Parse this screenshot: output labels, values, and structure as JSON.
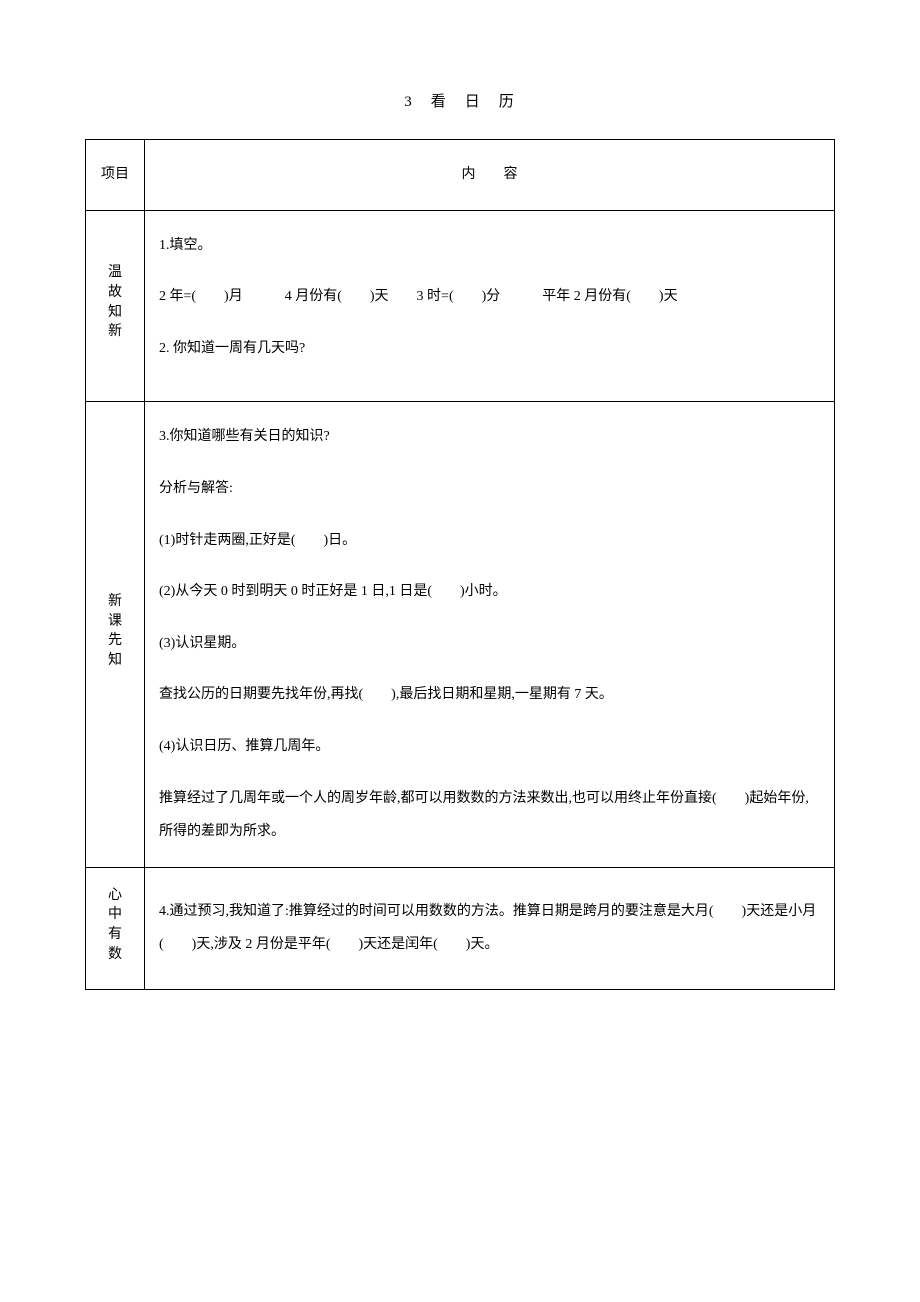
{
  "title": "3　看　日　历",
  "header": {
    "col1": "项目",
    "col2": "内　　容"
  },
  "sections": [
    {
      "side": "温故知新",
      "lines": [
        "1.填空。",
        "2 年=(　　)月　　　4 月份有(　　)天　　3 时=(　　)分　　　平年 2 月份有(　　)天",
        "2. 你知道一周有几天吗?",
        ""
      ]
    },
    {
      "side": "新课先知",
      "lines": [
        "3.你知道哪些有关日的知识?",
        "分析与解答:",
        "(1)时针走两圈,正好是(　　)日。",
        "(2)从今天 0 时到明天 0 时正好是 1 日,1 日是(　　)小时。",
        "(3)认识星期。",
        "查找公历的日期要先找年份,再找(　　),最后找日期和星期,一星期有 7 天。",
        "(4)认识日历、推算几周年。",
        "推算经过了几周年或一个人的周岁年龄,都可以用数数的方法来数出,也可以用终止年份直接(　　)起始年份,所得的差即为所求。"
      ]
    },
    {
      "side": "心中有数",
      "lines": [
        "4.通过预习,我知道了:推算经过的时间可以用数数的方法。推算日期是跨月的要注意是大月(　　)天还是小月(　　)天,涉及 2 月份是平年(　　)天还是闰年(　　)天。"
      ]
    }
  ]
}
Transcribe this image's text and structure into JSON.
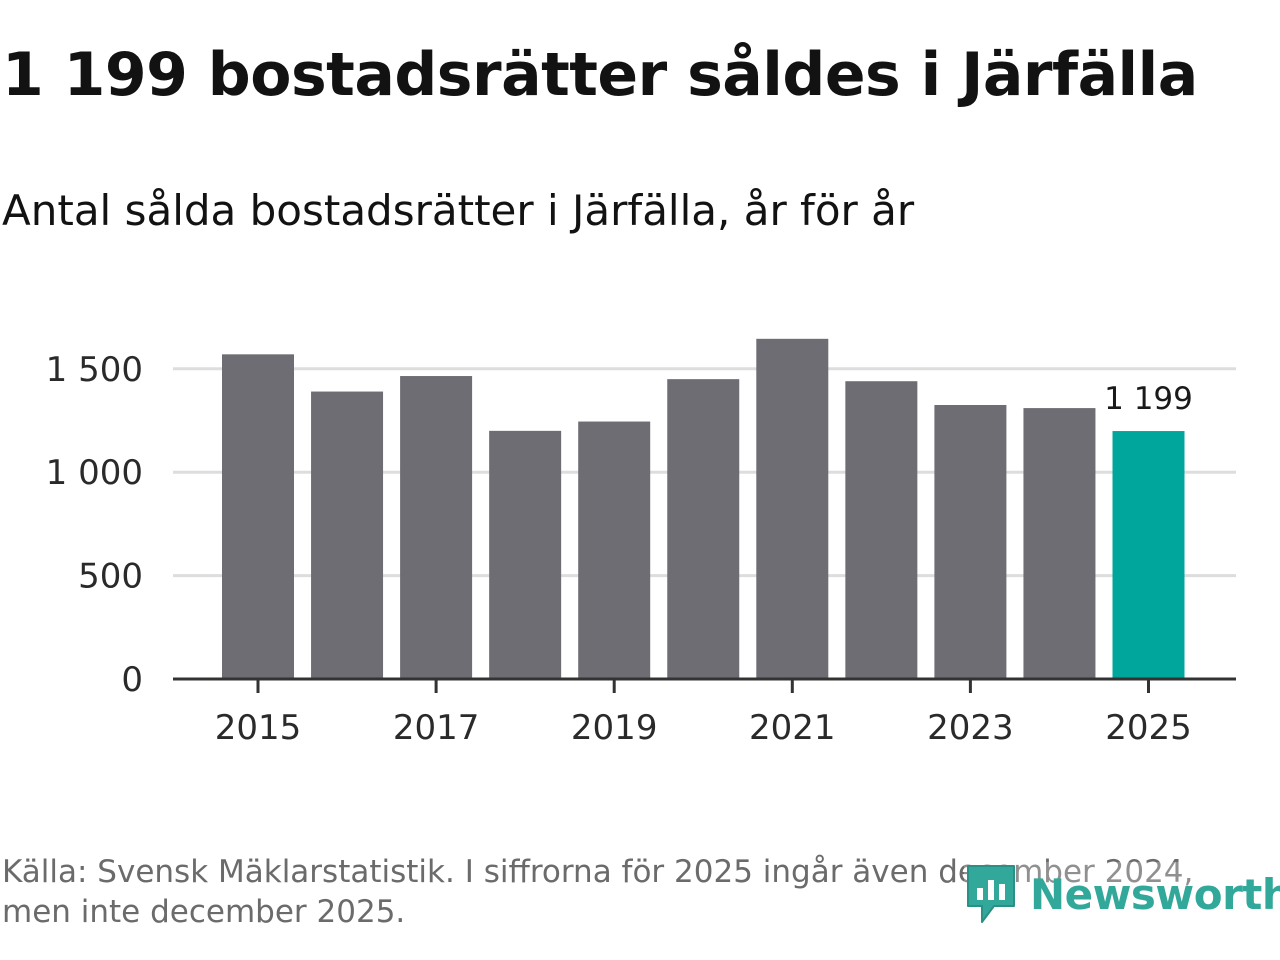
{
  "header": {
    "title": "1 199 bostadsrätter såldes i Järfälla",
    "subtitle": "Antal sålda bostadsrätter i Järfälla, år för år"
  },
  "footer": {
    "source": "Källa: Svensk Mäklarstatistik. I siffrorna för 2025 ingår även december 2024, men inte december 2025.",
    "logo_text": "Newsworthy"
  },
  "colors": {
    "bar": "#6e6d74",
    "highlight": "#00a69c",
    "grid": "#dddddd",
    "axis": "#333333",
    "logo": "#32a89a"
  },
  "chart_data": {
    "type": "bar",
    "title": "Antal sålda bostadsrätter i Järfälla, år för år",
    "categories": [
      "2015",
      "2016",
      "2017",
      "2018",
      "2019",
      "2020",
      "2021",
      "2022",
      "2023",
      "2024",
      "2025"
    ],
    "values": [
      1570,
      1390,
      1465,
      1200,
      1245,
      1450,
      1645,
      1440,
      1325,
      1310,
      1199
    ],
    "highlight_index": 10,
    "data_labels": [
      {
        "index": 10,
        "text": "1 199"
      }
    ],
    "ylim": [
      0,
      1700
    ],
    "yticks": [
      0,
      500,
      1000,
      1500
    ],
    "ytick_labels": [
      "0",
      "500",
      "1 000",
      "1 500"
    ],
    "xtick_labels": [
      "2015",
      "2017",
      "2019",
      "2021",
      "2023",
      "2025"
    ],
    "xlabel": "",
    "ylabel": "",
    "grid": true
  }
}
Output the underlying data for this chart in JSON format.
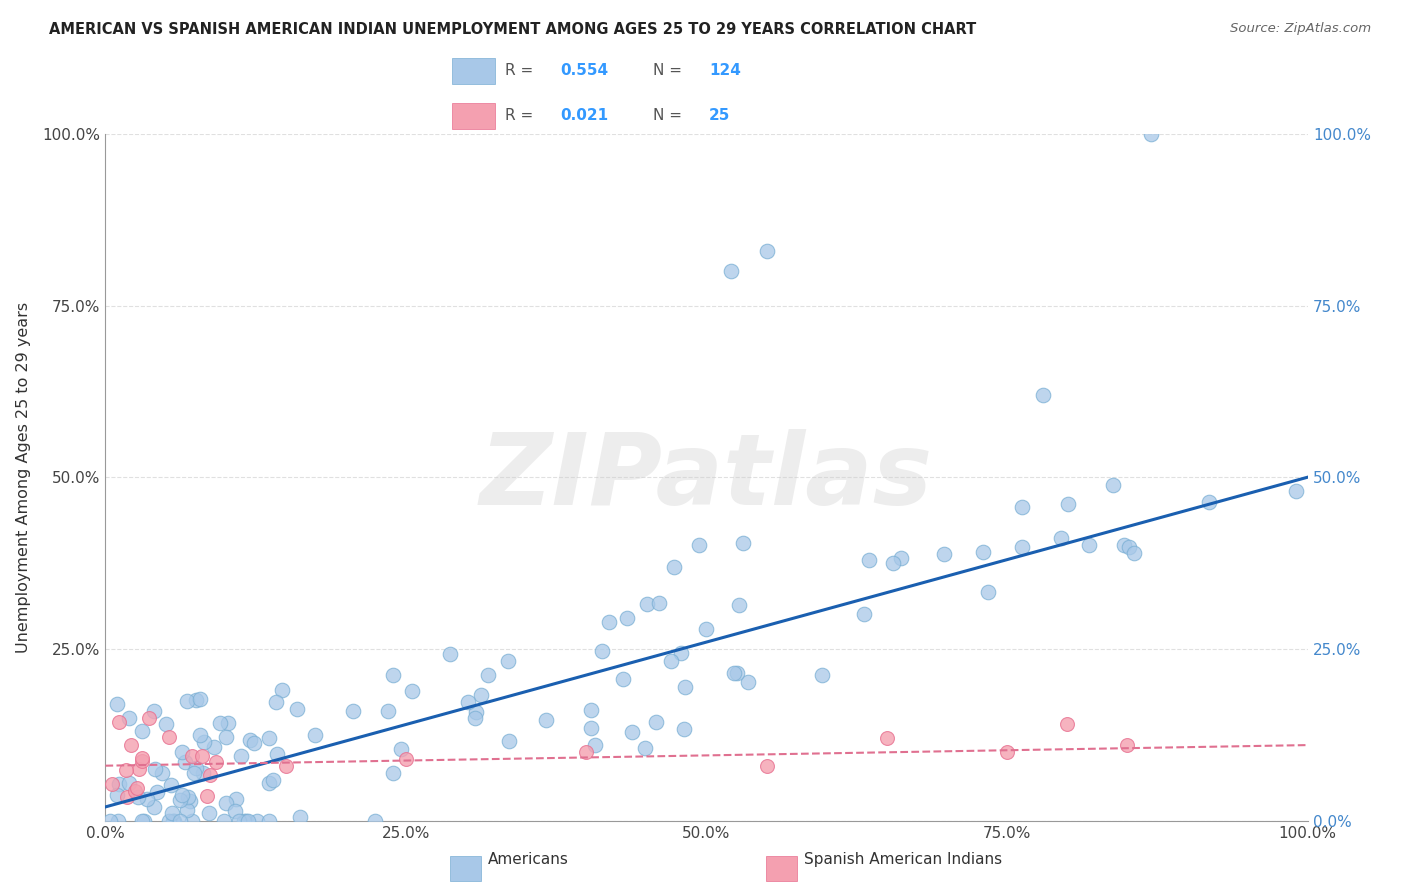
{
  "title": "AMERICAN VS SPANISH AMERICAN INDIAN UNEMPLOYMENT AMONG AGES 25 TO 29 YEARS CORRELATION CHART",
  "source": "Source: ZipAtlas.com",
  "ylabel": "Unemployment Among Ages 25 to 29 years",
  "xlim": [
    0,
    1.0
  ],
  "ylim": [
    0,
    1.0
  ],
  "xticklabels": [
    "0.0%",
    "25.0%",
    "50.0%",
    "75.0%",
    "100.0%"
  ],
  "left_yticklabels": [
    "",
    "25.0%",
    "50.0%",
    "75.0%",
    "100.0%"
  ],
  "right_yticklabels": [
    "0.0%",
    "25.0%",
    "50.0%",
    "75.0%",
    "100.0%"
  ],
  "americans_R": 0.554,
  "americans_N": 124,
  "spanish_R": 0.021,
  "spanish_N": 25,
  "americans_color": "#a8c8e8",
  "americans_edge_color": "#7aafd4",
  "spanish_color": "#f4a0b0",
  "spanish_edge_color": "#e87090",
  "americans_line_color": "#1a5fb0",
  "spanish_line_color": "#e07090",
  "watermark": "ZIPatlas",
  "background_color": "#ffffff",
  "title_color": "#222222",
  "source_color": "#666666",
  "axis_color": "#999999",
  "grid_color": "#dddddd",
  "right_tick_color": "#4488cc",
  "legend_text_color": "#555555",
  "legend_value_color": "#3399ff"
}
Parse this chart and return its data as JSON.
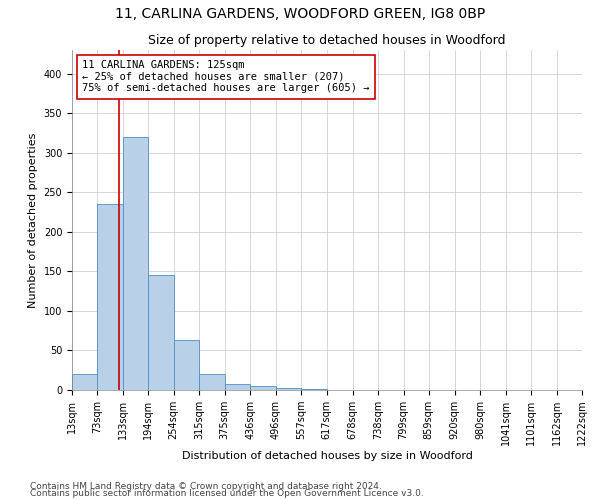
{
  "title": "11, CARLINA GARDENS, WOODFORD GREEN, IG8 0BP",
  "subtitle": "Size of property relative to detached houses in Woodford",
  "xlabel": "Distribution of detached houses by size in Woodford",
  "ylabel": "Number of detached properties",
  "bin_edges": [
    13,
    73,
    133,
    194,
    254,
    315,
    375,
    436,
    496,
    557,
    617,
    678,
    738,
    799,
    859,
    920,
    980,
    1041,
    1101,
    1162,
    1222
  ],
  "bar_heights": [
    20,
    235,
    320,
    145,
    63,
    20,
    8,
    5,
    2,
    1,
    0,
    0,
    0,
    0,
    0,
    0,
    0,
    0,
    0,
    0
  ],
  "bar_color": "#b8d0e8",
  "bar_edge_color": "#5090c0",
  "property_size": 125,
  "red_line_color": "#cc0000",
  "annotation_text": "11 CARLINA GARDENS: 125sqm\n← 25% of detached houses are smaller (207)\n75% of semi-detached houses are larger (605) →",
  "annotation_box_color": "#ffffff",
  "annotation_box_edge": "#cc0000",
  "footnote1": "Contains HM Land Registry data © Crown copyright and database right 2024.",
  "footnote2": "Contains public sector information licensed under the Open Government Licence v3.0.",
  "yticks": [
    0,
    50,
    100,
    150,
    200,
    250,
    300,
    350,
    400
  ],
  "ylim": [
    0,
    430
  ],
  "background_color": "#ffffff",
  "grid_color": "#c8c8c8",
  "title_fontsize": 10,
  "subtitle_fontsize": 9,
  "axis_label_fontsize": 8,
  "tick_fontsize": 7,
  "annotation_fontsize": 7.5,
  "footnote_fontsize": 6.5
}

> **THE TASK**:
Filter the entries and copy out every line with the word "Antal".

> **OUTPUT FOR THIS EXERCISE**:
    "subtitle": "Antal sålda bostadsrätter i Järfälla, år för år"
    "title": "Antal sålda bostadsrätter i Järfälla, år för år",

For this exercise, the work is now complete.